Go through the entries below and count the lines holding the word "this". Reply with only the number, please.

(Data entries for graphics)
- - - - -

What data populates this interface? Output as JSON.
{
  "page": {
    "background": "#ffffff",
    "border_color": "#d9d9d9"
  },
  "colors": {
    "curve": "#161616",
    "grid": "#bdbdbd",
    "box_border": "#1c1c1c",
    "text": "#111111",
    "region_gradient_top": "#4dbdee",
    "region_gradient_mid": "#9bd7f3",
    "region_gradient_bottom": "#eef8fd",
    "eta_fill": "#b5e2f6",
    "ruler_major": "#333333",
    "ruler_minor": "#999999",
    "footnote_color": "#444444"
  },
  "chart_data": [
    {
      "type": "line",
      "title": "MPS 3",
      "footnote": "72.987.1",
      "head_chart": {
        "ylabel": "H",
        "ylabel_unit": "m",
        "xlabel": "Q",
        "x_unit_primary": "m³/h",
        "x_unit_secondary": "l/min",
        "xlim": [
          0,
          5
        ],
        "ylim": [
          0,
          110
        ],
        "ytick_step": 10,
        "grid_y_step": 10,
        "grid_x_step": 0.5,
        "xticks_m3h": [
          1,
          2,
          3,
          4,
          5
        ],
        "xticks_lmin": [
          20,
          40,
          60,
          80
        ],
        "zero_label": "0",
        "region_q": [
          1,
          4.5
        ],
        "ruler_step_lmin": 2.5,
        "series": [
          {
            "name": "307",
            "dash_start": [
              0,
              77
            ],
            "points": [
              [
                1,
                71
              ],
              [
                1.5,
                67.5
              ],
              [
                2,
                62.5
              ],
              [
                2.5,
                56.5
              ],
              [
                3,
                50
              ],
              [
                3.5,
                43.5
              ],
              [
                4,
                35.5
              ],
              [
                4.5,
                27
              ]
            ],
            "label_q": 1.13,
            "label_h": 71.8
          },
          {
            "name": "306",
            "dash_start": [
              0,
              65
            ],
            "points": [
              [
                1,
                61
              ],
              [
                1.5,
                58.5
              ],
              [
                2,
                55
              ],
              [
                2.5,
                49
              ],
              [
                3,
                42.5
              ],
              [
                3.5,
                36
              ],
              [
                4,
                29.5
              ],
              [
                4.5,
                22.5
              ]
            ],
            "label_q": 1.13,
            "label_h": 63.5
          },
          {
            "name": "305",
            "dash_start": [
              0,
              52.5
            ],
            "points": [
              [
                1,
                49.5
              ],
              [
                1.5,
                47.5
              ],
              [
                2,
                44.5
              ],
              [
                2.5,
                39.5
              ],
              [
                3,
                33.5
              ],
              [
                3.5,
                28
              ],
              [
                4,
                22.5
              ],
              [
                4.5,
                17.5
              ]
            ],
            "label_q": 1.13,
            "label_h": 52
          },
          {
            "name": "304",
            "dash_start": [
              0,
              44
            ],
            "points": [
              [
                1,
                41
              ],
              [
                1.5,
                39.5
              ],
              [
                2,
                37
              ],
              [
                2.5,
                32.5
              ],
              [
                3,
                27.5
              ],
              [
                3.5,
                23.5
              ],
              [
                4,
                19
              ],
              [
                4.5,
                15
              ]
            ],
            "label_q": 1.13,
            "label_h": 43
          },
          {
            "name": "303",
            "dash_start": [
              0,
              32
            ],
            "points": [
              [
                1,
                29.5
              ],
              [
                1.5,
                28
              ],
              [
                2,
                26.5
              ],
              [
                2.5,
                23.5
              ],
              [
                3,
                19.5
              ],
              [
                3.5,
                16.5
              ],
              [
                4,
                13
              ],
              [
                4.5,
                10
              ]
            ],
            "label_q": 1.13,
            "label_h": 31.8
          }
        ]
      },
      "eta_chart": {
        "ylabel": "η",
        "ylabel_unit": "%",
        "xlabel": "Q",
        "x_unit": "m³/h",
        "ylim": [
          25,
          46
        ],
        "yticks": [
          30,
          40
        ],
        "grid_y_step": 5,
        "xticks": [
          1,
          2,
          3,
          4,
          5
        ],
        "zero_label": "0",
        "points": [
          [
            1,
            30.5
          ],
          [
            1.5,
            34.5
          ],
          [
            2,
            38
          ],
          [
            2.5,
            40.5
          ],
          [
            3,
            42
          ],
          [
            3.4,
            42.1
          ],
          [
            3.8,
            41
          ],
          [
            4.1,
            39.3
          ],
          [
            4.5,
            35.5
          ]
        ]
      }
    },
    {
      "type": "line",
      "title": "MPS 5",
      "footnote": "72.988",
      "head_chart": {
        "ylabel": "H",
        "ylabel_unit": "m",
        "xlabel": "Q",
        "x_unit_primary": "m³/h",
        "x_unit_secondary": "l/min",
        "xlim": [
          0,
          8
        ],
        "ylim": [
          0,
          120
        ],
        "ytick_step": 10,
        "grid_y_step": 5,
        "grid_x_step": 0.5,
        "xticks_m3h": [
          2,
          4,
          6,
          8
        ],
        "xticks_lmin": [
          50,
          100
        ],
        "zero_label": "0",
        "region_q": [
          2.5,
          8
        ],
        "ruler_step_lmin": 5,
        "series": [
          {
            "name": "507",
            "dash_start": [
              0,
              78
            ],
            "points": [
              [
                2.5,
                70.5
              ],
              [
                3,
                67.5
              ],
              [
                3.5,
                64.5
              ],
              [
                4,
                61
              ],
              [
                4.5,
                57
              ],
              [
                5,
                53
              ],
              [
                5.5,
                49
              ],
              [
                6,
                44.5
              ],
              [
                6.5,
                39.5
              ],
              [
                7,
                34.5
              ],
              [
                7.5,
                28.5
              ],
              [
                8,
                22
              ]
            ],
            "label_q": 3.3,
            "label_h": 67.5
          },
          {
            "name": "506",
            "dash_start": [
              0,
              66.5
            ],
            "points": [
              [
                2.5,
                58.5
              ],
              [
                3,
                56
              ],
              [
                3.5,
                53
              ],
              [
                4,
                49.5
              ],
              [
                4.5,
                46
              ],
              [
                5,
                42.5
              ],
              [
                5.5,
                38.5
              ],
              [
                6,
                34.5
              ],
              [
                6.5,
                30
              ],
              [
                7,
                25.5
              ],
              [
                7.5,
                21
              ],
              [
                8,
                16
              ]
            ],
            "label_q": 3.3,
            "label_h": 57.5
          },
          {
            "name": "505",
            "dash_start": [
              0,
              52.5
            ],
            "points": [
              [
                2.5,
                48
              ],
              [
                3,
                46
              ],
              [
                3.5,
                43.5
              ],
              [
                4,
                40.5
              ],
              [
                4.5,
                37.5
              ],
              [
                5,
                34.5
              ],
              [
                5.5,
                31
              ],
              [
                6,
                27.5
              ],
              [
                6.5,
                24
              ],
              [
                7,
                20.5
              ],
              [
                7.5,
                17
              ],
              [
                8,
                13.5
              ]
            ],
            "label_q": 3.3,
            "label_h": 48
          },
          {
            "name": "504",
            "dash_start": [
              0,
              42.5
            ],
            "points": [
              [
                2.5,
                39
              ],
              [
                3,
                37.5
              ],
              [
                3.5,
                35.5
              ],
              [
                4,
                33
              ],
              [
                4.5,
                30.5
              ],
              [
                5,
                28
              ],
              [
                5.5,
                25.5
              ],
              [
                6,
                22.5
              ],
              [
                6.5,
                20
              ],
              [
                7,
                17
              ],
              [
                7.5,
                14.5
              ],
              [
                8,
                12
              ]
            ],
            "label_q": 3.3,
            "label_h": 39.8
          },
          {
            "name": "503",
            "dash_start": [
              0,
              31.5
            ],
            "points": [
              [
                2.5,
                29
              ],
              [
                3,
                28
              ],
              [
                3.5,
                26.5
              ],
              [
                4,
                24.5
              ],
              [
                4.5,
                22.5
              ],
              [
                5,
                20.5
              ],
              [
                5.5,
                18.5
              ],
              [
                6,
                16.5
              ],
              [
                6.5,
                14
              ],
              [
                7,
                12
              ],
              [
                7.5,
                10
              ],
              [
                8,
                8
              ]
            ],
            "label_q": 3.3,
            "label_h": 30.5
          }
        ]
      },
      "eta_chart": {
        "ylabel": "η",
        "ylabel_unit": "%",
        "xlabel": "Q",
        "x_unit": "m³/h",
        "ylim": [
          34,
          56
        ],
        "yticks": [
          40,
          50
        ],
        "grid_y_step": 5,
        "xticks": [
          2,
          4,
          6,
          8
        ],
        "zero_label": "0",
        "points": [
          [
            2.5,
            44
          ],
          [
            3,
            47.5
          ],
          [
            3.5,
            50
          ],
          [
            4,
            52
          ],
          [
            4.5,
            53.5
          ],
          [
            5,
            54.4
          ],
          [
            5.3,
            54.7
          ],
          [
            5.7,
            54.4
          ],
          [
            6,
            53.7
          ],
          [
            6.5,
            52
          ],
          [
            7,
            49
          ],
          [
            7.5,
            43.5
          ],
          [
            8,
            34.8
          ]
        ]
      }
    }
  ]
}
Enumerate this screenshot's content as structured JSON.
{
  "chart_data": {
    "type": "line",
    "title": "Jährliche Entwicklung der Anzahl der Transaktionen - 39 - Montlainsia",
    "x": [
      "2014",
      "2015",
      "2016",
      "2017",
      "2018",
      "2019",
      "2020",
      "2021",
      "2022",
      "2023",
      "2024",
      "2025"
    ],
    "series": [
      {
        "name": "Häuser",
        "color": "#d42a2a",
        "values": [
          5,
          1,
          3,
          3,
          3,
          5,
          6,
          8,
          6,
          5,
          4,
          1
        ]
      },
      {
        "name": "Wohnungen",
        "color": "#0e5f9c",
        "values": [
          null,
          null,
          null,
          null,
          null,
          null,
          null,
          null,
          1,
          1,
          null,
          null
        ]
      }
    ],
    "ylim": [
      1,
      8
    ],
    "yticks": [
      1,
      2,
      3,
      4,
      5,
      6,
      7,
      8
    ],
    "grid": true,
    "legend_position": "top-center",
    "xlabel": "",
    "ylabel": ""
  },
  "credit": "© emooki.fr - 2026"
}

- - - - -

### Full solution
2